**GIVEN INSTRUCTION:**
Render every line of the records below as a JSON list of strings, one string per line, with blank lines and the pictures left out.

==================================================

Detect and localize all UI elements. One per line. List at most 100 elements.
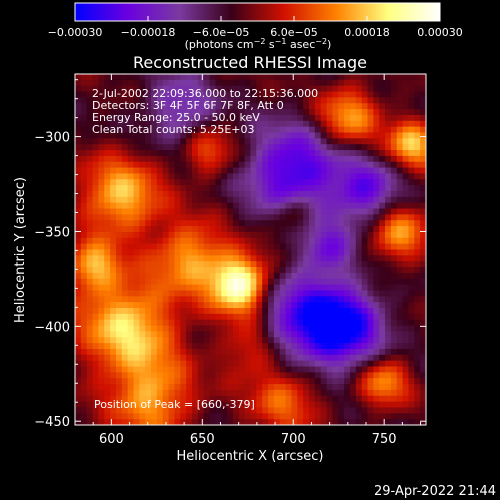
heatmap-cell — [355, 237, 363, 245]
heatmap-cell — [197, 261, 205, 268]
heatmap-cell — [180, 360, 187, 367]
heatmap-cell — [162, 378, 169, 385]
heatmap-cell — [420, 167, 426, 174]
heatmap-cell — [174, 120, 181, 128]
heatmap-cell — [145, 220, 152, 227]
heatmap-cell — [344, 331, 351, 338]
heatmap-cell — [115, 173, 123, 180]
heatmap-cell — [338, 272, 345, 280]
heatmap-cell — [110, 167, 117, 174]
heatmap-cell — [209, 419, 216, 425]
heatmap-cell — [244, 138, 251, 145]
heatmap-cell — [238, 114, 246, 122]
heatmap-cell — [420, 202, 426, 209]
heatmap-cell — [174, 290, 181, 297]
heatmap-cell — [285, 384, 292, 391]
heatmap-cell — [396, 413, 403, 420]
heatmap-cell — [80, 97, 88, 104]
heatmap-cell — [215, 243, 222, 250]
heatmap-cell — [162, 249, 169, 256]
heatmap-cell — [80, 255, 88, 262]
heatmap-cell — [186, 79, 193, 87]
heatmap-cell — [127, 348, 134, 356]
heatmap-cell — [361, 231, 368, 239]
heatmap-cell — [279, 354, 286, 362]
heatmap-cell — [145, 389, 152, 397]
heatmap-cell — [256, 138, 263, 145]
heatmap-cell — [115, 360, 123, 367]
heatmap-cell — [75, 79, 82, 87]
heatmap-cell — [86, 267, 93, 274]
heatmap-cell — [133, 155, 140, 163]
heatmap-cell — [256, 407, 263, 414]
heatmap-cell — [197, 267, 205, 274]
heatmap-cell — [115, 378, 123, 385]
heatmap-cell — [303, 155, 310, 163]
heatmap-cell — [145, 85, 152, 92]
heatmap-cell — [402, 267, 409, 274]
heatmap-cell — [104, 272, 111, 280]
heatmap-cell — [379, 173, 386, 180]
heatmap-cell — [285, 261, 292, 268]
heatmap-cell — [221, 267, 228, 274]
heatmap-cell — [297, 109, 304, 116]
heatmap-cell — [309, 208, 316, 215]
heatmap-cell — [285, 372, 292, 379]
heatmap-cell — [262, 389, 269, 397]
heatmap-cell — [355, 103, 363, 110]
heatmap-cell — [139, 208, 146, 215]
heatmap-cell — [349, 85, 357, 92]
heatmap-cell — [115, 220, 123, 227]
heatmap-cell — [262, 413, 269, 420]
heatmap-cell — [379, 202, 386, 209]
heatmap-cell — [273, 79, 281, 87]
heatmap-cell — [361, 343, 368, 350]
heatmap-cell — [227, 325, 234, 332]
heatmap-cell — [349, 196, 357, 204]
heatmap-cell — [139, 296, 146, 303]
heatmap-cell — [98, 296, 105, 303]
heatmap-cell — [390, 109, 398, 116]
heatmap-cell — [192, 179, 199, 186]
heatmap-cell — [326, 214, 333, 221]
heatmap-cell — [414, 103, 421, 110]
heatmap-cell — [121, 261, 129, 268]
heatmap-cell — [244, 179, 251, 186]
heatmap-cell — [268, 360, 275, 367]
heatmap-cell — [80, 79, 88, 87]
heatmap-cell — [168, 325, 175, 332]
heatmap-cell — [285, 360, 292, 367]
heatmap-cell — [279, 290, 286, 297]
heatmap-cell — [232, 144, 240, 151]
heatmap-cell — [174, 196, 181, 204]
heatmap-cell — [332, 97, 339, 104]
heatmap-cell — [115, 302, 123, 309]
heatmap-cell — [408, 167, 415, 174]
heatmap-cell — [244, 308, 251, 315]
heatmap-cell — [355, 401, 363, 408]
heatmap-cell — [320, 120, 327, 128]
heatmap-cell — [98, 74, 105, 81]
heatmap-cell — [197, 343, 205, 350]
heatmap-cell — [344, 267, 351, 274]
heatmap-cell — [215, 360, 222, 367]
heatmap-cell — [379, 272, 386, 280]
heatmap-cell — [273, 313, 281, 321]
heatmap-cell — [262, 161, 269, 168]
heatmap-cell — [402, 354, 409, 362]
heatmap-cell — [180, 208, 187, 215]
heatmap-cell — [379, 249, 386, 256]
heatmap-cell — [309, 249, 316, 256]
heatmap-cell — [349, 360, 357, 367]
heatmap-cell — [355, 267, 363, 274]
heatmap-cell — [250, 202, 257, 209]
heatmap-cell — [227, 313, 234, 321]
heatmap-cell — [203, 348, 210, 356]
heatmap-cell — [110, 348, 117, 356]
heatmap-cell — [192, 372, 199, 379]
heatmap-cell — [303, 214, 310, 221]
heatmap-cell — [203, 97, 210, 104]
heatmap-cell — [162, 144, 169, 151]
heatmap-cell — [133, 243, 140, 250]
heatmap-cell — [250, 290, 257, 297]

==================================================

**WRITTEN SOLUTION:**
[
  "Detect and localize all UI elements. One per line. List at most 100 elements.",
  "heatmap-cell — [355, 237, 363, 245]",
  "heatmap-cell — [197, 261, 205, 268]",
  "heatmap-cell — [180, 360, 187, 367]",
  "heatmap-cell — [162, 378, 169, 385]",
  "heatmap-cell — [420, 167, 426, 174]",
  "heatmap-cell — [174, 120, 181, 128]",
  "heatmap-cell — [145, 220, 152, 227]",
  "heatmap-cell — [344, 331, 351, 338]",
  "heatmap-cell — [115, 173, 123, 180]",
  "heatmap-cell — [338, 272, 345, 280]",
  "heatmap-cell — [110, 167, 117, 174]",
  "heatmap-cell — [209, 419, 216, 425]",
  "heatmap-cell — [244, 138, 251, 145]",
  "heatmap-cell — [238, 114, 246, 122]",
  "heatmap-cell — [420, 202, 426, 209]",
  "heatmap-cell — [174, 290, 181, 297]",
  "heatmap-cell — [285, 384, 292, 391]",
  "heatmap-cell — [396, 413, 403, 420]",
  "heatmap-cell — [80, 97, 88, 104]",
  "heatmap-cell — [215, 243, 222, 250]",
  "heatmap-cell — [162, 249, 169, 256]",
  "heatmap-cell — [80, 255, 88, 262]",
  "heatmap-cell — [186, 79, 193, 87]",
  "heatmap-cell — [127, 348, 134, 356]",
  "heatmap-cell — [361, 231, 368, 239]",
  "heatmap-cell — [279, 354, 286, 362]",
  "heatmap-cell — [145, 389, 152, 397]",
  "heatmap-cell — [256, 138, 263, 145]",
  "heatmap-cell — [115, 360, 123, 367]",
  "heatmap-cell — [75, 79, 82, 87]",
  "heatmap-cell — [86, 267, 93, 274]",
  "heatmap-cell — [133, 155, 140, 163]",
  "heatmap-cell — [256, 407, 263, 414]",
  "heatmap-cell — [197, 267, 205, 274]",
  "heatmap-cell — [115, 378, 123, 385]",
  "heatmap-cell — [303, 155, 310, 163]",
  "heatmap-cell — [145, 85, 152, 92]",
  "heatmap-cell — [402, 267, 409, 274]",
  "heatmap-cell — [104, 272, 111, 280]",
  "heatmap-cell — [379, 173, 386, 180]",
  "heatmap-cell — [285, 261, 292, 268]",
  "heatmap-cell — [221, 267, 228, 274]",
  "heatmap-cell — [297, 109, 304, 116]",
  "heatmap-cell — [309, 208, 316, 215]",
  "heatmap-cell — [285, 372, 292, 379]",
  "heatmap-cell — [262, 389, 269, 397]",
  "heatmap-cell — [355, 103, 363, 110]",
  "heatmap-cell — [139, 208, 146, 215]",
  "heatmap-cell — [349, 85, 357, 92]",
  "heatmap-cell — [115, 220, 123, 227]",
  "heatmap-cell — [262, 413, 269, 420]",
  "heatmap-cell — [379, 202, 386, 209]",
  "heatmap-cell — [273, 79, 281, 87]",
  "heatmap-cell — [361, 343, 368, 350]",
  "heatmap-cell — [227, 325, 234, 332]",
  "heatmap-cell — [349, 196, 357, 204]",
  "heatmap-cell — [139, 296, 146, 303]",
  "heatmap-cell — [98, 296, 105, 303]",
  "heatmap-cell — [390, 109, 398, 116]",
  "heatmap-cell — [192, 179, 199, 186]",
  "heatmap-cell — [326, 214, 333, 221]",
  "heatmap-cell — [414, 103, 421, 110]",
  "heatmap-cell — [121, 261, 129, 268]",
  "heatmap-cell — [244, 179, 251, 186]",
  "heatmap-cell — [268, 360, 275, 367]",
  "heatmap-cell — [80, 79, 88, 87]",
  "heatmap-cell — [168, 325, 175, 332]",
  "heatmap-cell — [285, 360, 292, 367]",
  "heatmap-cell — [279, 290, 286, 297]",
  "heatmap-cell — [232, 144, 240, 151]",
  "heatmap-cell — [174, 196, 181, 204]",
  "heatmap-cell — [332, 97, 339, 104]",
  "heatmap-cell — [115, 302, 123, 309]",
  "heatmap-cell — [408, 167, 415, 174]",
  "heatmap-cell — [244, 308, 251, 315]",
  "heatmap-cell — [355, 401, 363, 408]",
  "heatmap-cell — [320, 120, 327, 128]",
  "heatmap-cell — [98, 74, 105, 81]",
  "heatmap-cell — [197, 343, 205, 350]",
  "heatmap-cell — [344, 267, 351, 274]",
  "heatmap-cell — [215, 360, 222, 367]",
  "heatmap-cell — [379, 272, 386, 280]",
  "heatmap-cell — [273, 313, 281, 321]",
  "heatmap-cell — [262, 161, 269, 168]",
  "heatmap-cell — [402, 354, 409, 362]",
  "heatmap-cell — [180, 208, 187, 215]",
  "heatmap-cell — [379, 249, 386, 256]",
  "heatmap-cell — [309, 249, 316, 256]",
  "heatmap-cell — [349, 360, 357, 367]",
  "heatmap-cell — [355, 267, 363, 274]",
  "heatmap-cell — [250, 202, 257, 209]",
  "heatmap-cell — [227, 313, 234, 321]",
  "heatmap-cell — [203, 348, 210, 356]",
  "heatmap-cell — [110, 348, 117, 356]",
  "heatmap-cell — [192, 372, 199, 379]",
  "heatmap-cell — [303, 214, 310, 221]",
  "heatmap-cell — [203, 97, 210, 104]",
  "heatmap-cell — [162, 144, 169, 151]",
  "heatmap-cell — [133, 243, 140, 250]",
  "heatmap-cell — [250, 290, 257, 297]"
]